• [Your instructions]
Return each line of the material verbatim.

• [Extracted information]
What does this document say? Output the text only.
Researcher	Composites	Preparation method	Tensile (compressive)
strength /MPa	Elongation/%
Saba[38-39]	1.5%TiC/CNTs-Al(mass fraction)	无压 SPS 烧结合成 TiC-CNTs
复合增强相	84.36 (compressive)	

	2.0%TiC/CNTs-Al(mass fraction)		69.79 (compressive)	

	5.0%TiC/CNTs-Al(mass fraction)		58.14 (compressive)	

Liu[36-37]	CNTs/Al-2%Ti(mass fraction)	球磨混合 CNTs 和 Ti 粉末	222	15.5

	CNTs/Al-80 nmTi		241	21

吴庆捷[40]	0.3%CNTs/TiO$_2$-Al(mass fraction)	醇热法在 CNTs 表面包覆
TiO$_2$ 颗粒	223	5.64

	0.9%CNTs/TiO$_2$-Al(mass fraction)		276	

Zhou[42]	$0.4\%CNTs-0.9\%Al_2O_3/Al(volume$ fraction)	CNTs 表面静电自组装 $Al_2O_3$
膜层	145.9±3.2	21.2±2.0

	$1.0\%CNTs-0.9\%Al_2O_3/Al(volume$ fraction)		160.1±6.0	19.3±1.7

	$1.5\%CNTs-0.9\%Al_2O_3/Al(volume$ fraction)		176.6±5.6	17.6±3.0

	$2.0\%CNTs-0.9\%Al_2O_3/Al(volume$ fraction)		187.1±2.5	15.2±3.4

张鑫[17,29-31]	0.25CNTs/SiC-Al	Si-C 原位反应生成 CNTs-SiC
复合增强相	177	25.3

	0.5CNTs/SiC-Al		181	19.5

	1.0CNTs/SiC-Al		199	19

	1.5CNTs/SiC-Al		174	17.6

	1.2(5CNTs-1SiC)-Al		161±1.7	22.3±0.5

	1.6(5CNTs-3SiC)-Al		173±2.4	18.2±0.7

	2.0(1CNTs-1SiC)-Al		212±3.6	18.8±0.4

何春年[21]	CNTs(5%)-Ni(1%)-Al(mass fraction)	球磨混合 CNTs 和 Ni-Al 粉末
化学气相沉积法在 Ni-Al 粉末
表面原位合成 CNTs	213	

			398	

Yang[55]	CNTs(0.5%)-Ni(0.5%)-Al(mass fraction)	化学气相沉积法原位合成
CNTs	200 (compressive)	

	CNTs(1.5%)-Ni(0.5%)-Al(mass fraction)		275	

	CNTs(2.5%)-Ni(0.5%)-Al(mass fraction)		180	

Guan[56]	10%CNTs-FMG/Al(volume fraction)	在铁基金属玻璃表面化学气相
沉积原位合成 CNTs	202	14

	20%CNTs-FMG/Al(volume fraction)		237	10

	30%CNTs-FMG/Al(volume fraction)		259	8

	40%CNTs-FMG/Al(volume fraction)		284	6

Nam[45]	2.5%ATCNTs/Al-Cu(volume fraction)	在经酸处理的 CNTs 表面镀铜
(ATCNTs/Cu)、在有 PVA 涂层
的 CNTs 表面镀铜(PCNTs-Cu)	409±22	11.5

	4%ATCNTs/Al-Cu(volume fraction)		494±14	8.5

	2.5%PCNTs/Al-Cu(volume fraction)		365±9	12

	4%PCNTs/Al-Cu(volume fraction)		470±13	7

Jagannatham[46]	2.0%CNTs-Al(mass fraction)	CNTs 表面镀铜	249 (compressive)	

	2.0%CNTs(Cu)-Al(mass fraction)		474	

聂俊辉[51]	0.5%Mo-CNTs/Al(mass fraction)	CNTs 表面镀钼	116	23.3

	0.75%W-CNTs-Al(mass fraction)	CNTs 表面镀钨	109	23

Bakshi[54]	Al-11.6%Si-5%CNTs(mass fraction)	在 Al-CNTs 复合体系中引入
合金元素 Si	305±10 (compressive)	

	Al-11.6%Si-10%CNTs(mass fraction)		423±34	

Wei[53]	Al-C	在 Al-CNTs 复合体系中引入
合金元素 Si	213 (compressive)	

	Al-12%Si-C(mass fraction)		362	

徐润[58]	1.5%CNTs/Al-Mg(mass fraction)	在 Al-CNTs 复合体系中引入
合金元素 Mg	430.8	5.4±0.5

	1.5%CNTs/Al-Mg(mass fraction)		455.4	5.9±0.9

• [Complete response]
What does this document say? Output the text only.
Researcher	Composites	Preparation method	Tensile (compressive)
strength /MPa	Elongation/%
Saba[38-39]	1.5%TiC/CNTs-Al(mass fraction)	无压 SPS 烧结合成 TiC-CNTs
复合增强相	84.36 (compressive)	

	2.0%TiC/CNTs-Al(mass fraction)		69.79 (compressive)	

	5.0%TiC/CNTs-Al(mass fraction)		58.14 (compressive)	

Liu[36-37]	CNTs/Al-2%Ti(mass fraction)	球磨混合 CNTs 和 Ti 粉末	222	15.5

	CNTs/Al-80 nmTi		241	21

吴庆捷[40]	0.3%CNTs/TiO$_2$-Al(mass fraction)	醇热法在 CNTs 表面包覆
TiO$_2$ 颗粒	223	5.64

	0.9%CNTs/TiO$_2$-Al(mass fraction)		276	

Zhou[42]	$0.4\%CNTs-0.9\%Al_2O_3/Al(volume$ fraction)	CNTs 表面静电自组装 $Al_2O_3$
膜层	145.9±3.2	21.2±2.0

	$1.0\%CNTs-0.9\%Al_2O_3/Al(volume$ fraction)		160.1±6.0	19.3±1.7

	$1.5\%CNTs-0.9\%Al_2O_3/Al(volume$ fraction)		176.6±5.6	17.6±3.0

	$2.0\%CNTs-0.9\%Al_2O_3/Al(volume$ fraction)		187.1±2.5	15.2±3.4

张鑫[17,29-31]	0.25CNTs/SiC-Al	Si-C 原位反应生成 CNTs-SiC
复合增强相	177	25.3

	0.5CNTs/SiC-Al		181	19.5

	1.0CNTs/SiC-Al		199	19

	1.5CNTs/SiC-Al		174	17.6

	1.2(5CNTs-1SiC)-Al		161±1.7	22.3±0.5

	1.6(5CNTs-3SiC)-Al		173±2.4	18.2±0.7

	2.0(1CNTs-1SiC)-Al		212±3.6	18.8±0.4

何春年[21]	CNTs(5%)-Ni(1%)-Al(mass fraction)	球磨混合 CNTs 和 Ni-Al 粉末
化学气相沉积法在 Ni-Al 粉末
表面原位合成 CNTs	213	

			398	

Yang[55]	CNTs(0.5%)-Ni(0.5%)-Al(mass fraction)	化学气相沉积法原位合成
CNTs	200 (compressive)	

	CNTs(1.5%)-Ni(0.5%)-Al(mass fraction)		275	

	CNTs(2.5%)-Ni(0.5%)-Al(mass fraction)		180	

Guan[56]	10%CNTs-FMG/Al(volume fraction)	在铁基金属玻璃表面化学气相
沉积原位合成 CNTs	202	14

	20%CNTs-FMG/Al(volume fraction)		237	10

	30%CNTs-FMG/Al(volume fraction)		259	8

	40%CNTs-FMG/Al(volume fraction)		284	6

Nam[45]	2.5%ATCNTs/Al-Cu(volume fraction)	在经酸处理的 CNTs 表面镀铜
(ATCNTs/Cu)、在有 PVA 涂层
的 CNTs 表面镀铜(PCNTs-Cu)	409±22	11.5

	4%ATCNTs/Al-Cu(volume fraction)		494±14	8.5

	2.5%PCNTs/Al-Cu(volume fraction)		365±9	12

	4%PCNTs/Al-Cu(volume fraction)		470±13	7

Jagannatham[46]	2.0%CNTs-Al(mass fraction)	CNTs 表面镀铜	249 (compressive)	

	2.0%CNTs(Cu)-Al(mass fraction)		474	

聂俊辉[51]	0.5%Mo-CNTs/Al(mass fraction)	CNTs 表面镀钼	116	23.3

	0.75%W-CNTs-Al(mass fraction)	CNTs 表面镀钨	109	23

Bakshi[54]	Al-11.6%Si-5%CNTs(mass fraction)	在 Al-CNTs 复合体系中引入
合金元素 Si	305±10 (compressive)	

	Al-11.6%Si-10%CNTs(mass fraction)		423±34	

Wei[53]	Al-C	在 Al-CNTs 复合体系中引入
合金元素 Si	213 (compressive)	

	Al-12%Si-C(mass fraction)		362	

徐润[58]	1.5%CNTs/Al-Mg(mass fraction)	在 Al-CNTs 复合体系中引入
合金元素 Mg	430.8	5.4±0.5

	1.5%CNTs/Al-Mg(mass fraction)		455.4	5.9±0.9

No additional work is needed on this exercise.